Every line of the listing must be reproduced as it stands. Leave the images behind.

——————

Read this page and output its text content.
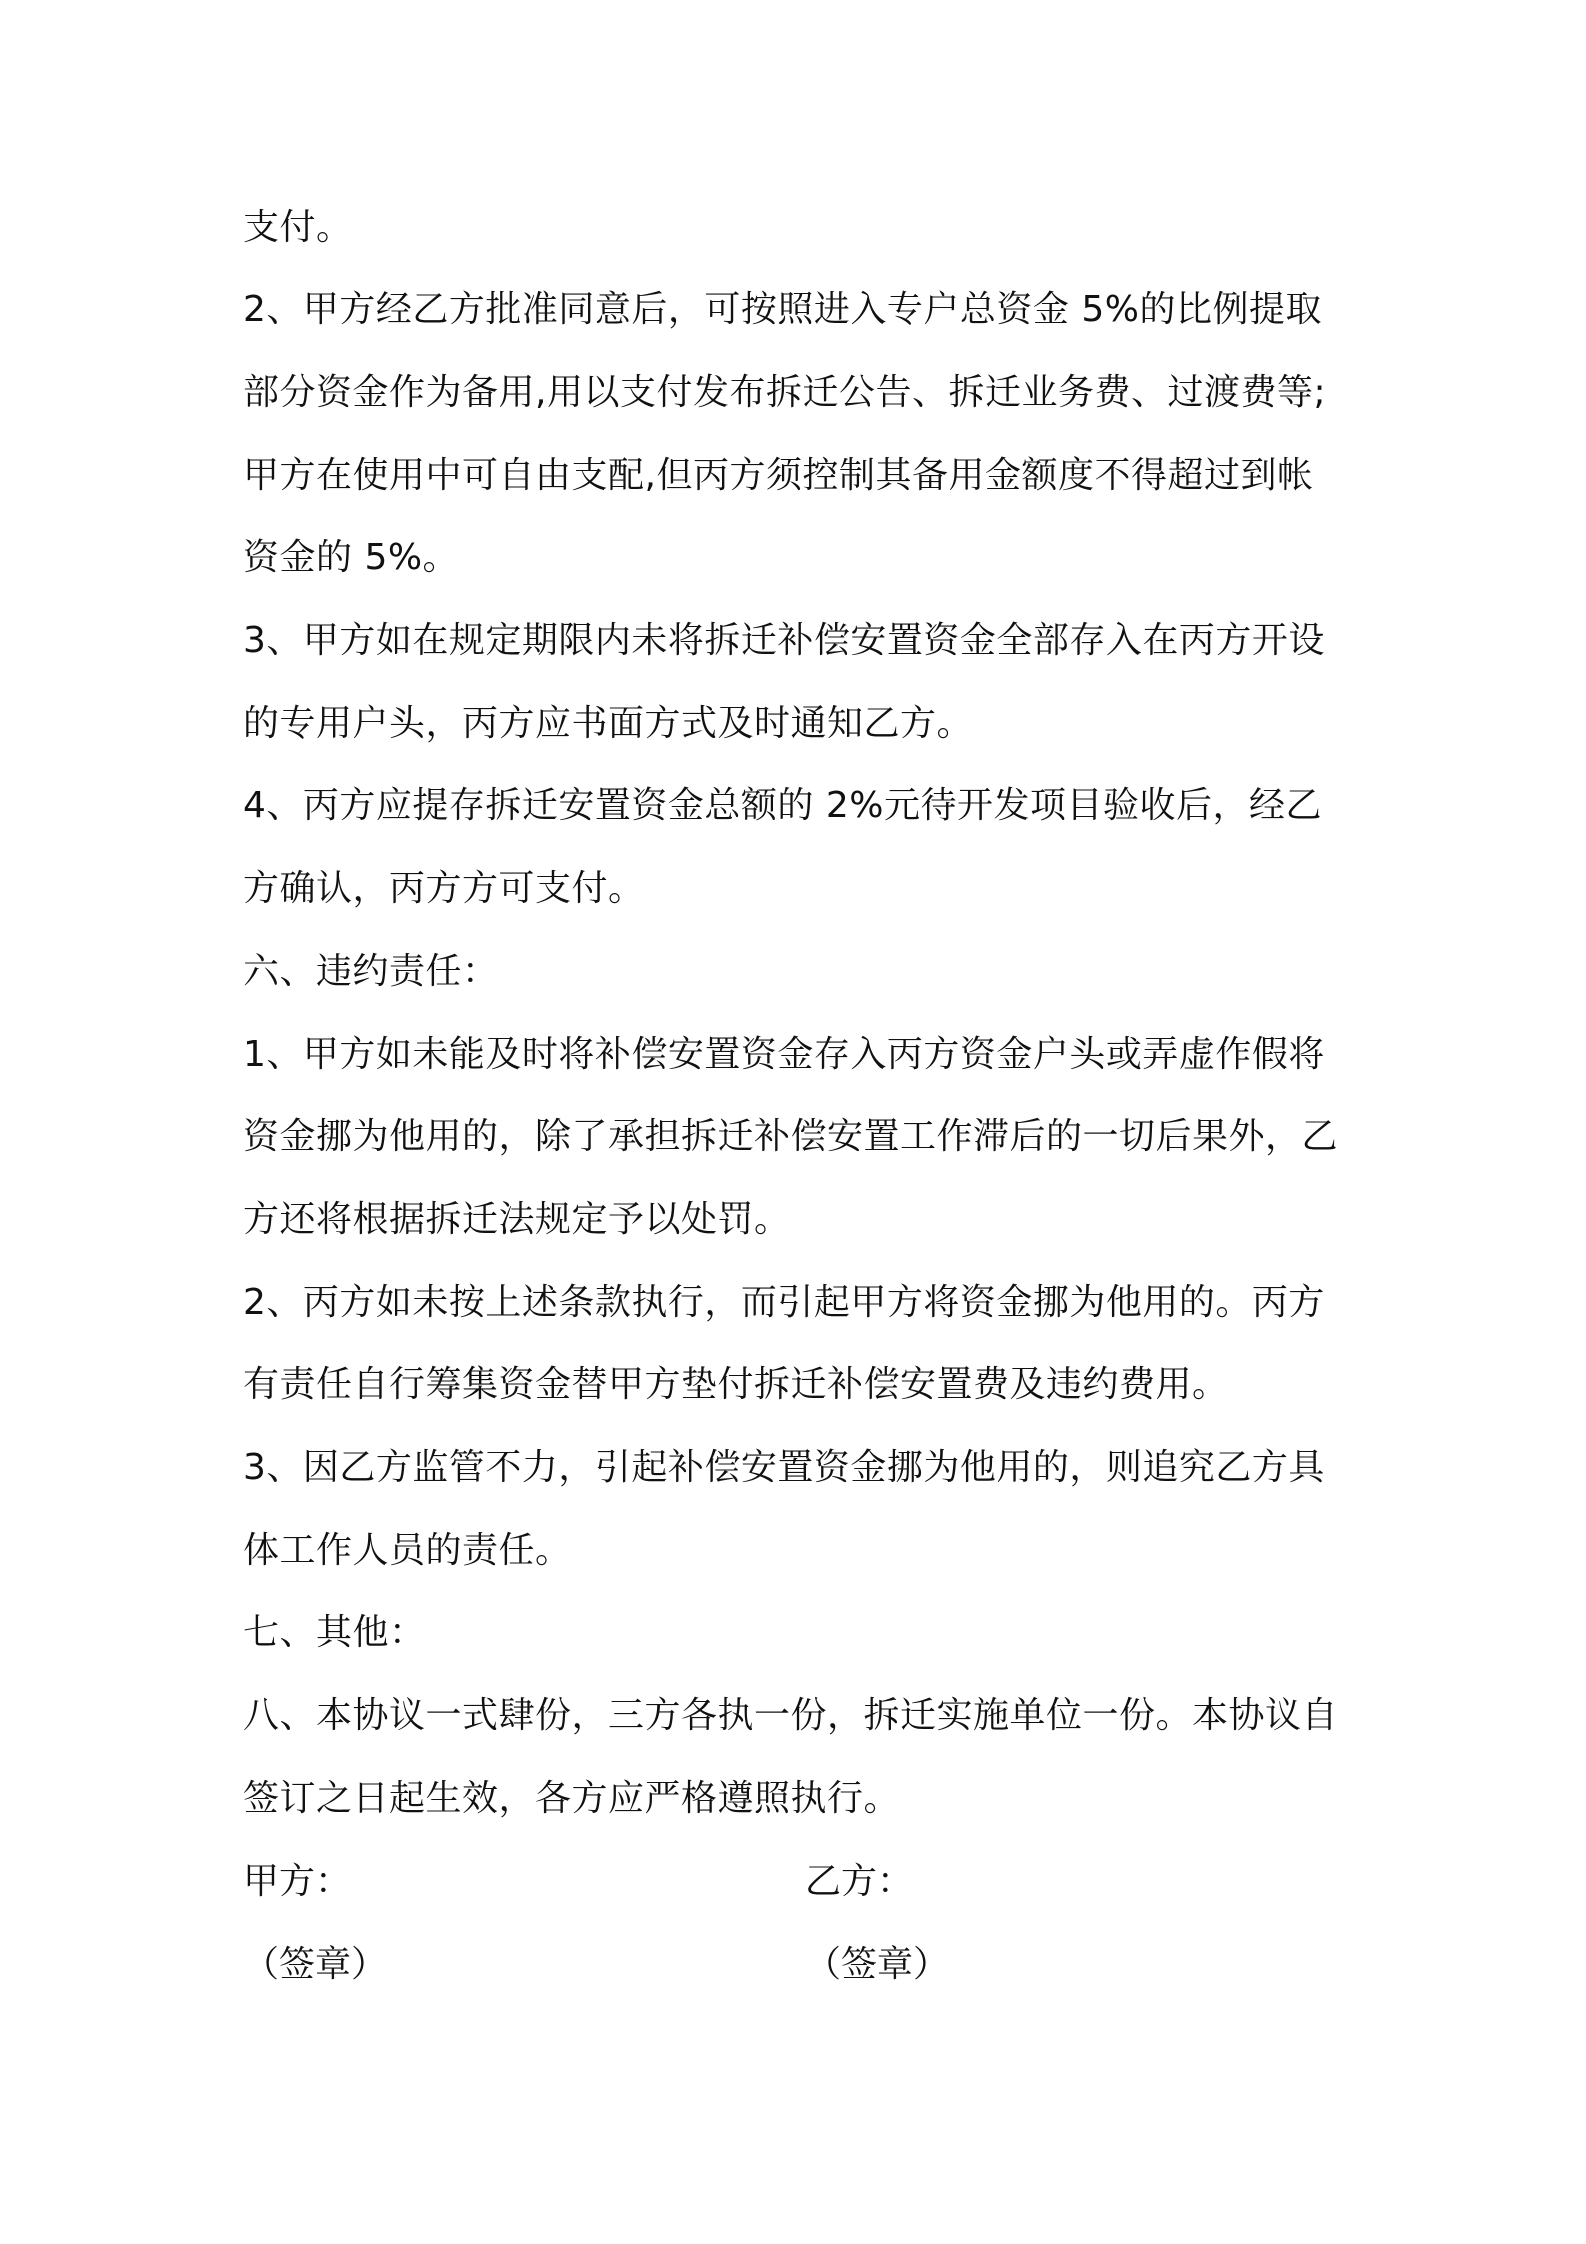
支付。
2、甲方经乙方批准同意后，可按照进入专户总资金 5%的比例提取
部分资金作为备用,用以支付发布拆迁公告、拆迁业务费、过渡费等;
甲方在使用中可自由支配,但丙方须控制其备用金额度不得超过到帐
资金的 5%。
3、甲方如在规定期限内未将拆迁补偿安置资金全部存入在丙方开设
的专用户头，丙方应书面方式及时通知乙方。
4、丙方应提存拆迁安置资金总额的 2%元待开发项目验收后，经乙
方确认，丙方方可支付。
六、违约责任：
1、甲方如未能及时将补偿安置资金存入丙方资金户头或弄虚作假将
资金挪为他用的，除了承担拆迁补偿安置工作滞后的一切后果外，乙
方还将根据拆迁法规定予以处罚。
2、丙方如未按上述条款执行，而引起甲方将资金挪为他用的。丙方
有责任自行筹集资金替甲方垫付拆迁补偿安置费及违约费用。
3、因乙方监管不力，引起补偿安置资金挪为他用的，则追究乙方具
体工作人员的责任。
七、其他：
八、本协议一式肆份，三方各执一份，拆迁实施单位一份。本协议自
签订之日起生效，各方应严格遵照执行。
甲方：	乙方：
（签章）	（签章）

——————

The solution:
Read this page and output its text content.
支付。
2、甲方经乙方批准同意后，可按照进入专户总资金 5%的比例提取
部分资金作为备用,用以支付发布拆迁公告、拆迁业务费、过渡费等;
甲方在使用中可自由支配,但丙方须控制其备用金额度不得超过到帐
资金的 5%。
3、甲方如在规定期限内未将拆迁补偿安置资金全部存入在丙方开设
的专用户头，丙方应书面方式及时通知乙方。
4、丙方应提存拆迁安置资金总额的 2%元待开发项目验收后，经乙
方确认，丙方方可支付。
六、违约责任：
1、甲方如未能及时将补偿安置资金存入丙方资金户头或弄虚作假将
资金挪为他用的，除了承担拆迁补偿安置工作滞后的一切后果外，乙
方还将根据拆迁法规定予以处罚。
2、丙方如未按上述条款执行，而引起甲方将资金挪为他用的。丙方
有责任自行筹集资金替甲方垫付拆迁补偿安置费及违约费用。
3、因乙方监管不力，引起补偿安置资金挪为他用的，则追究乙方具
体工作人员的责任。
七、其他：
八、本协议一式肆份，三方各执一份，拆迁实施单位一份。本协议自
签订之日起生效，各方应严格遵照执行。
甲方：	乙方：
（签章）	（签章）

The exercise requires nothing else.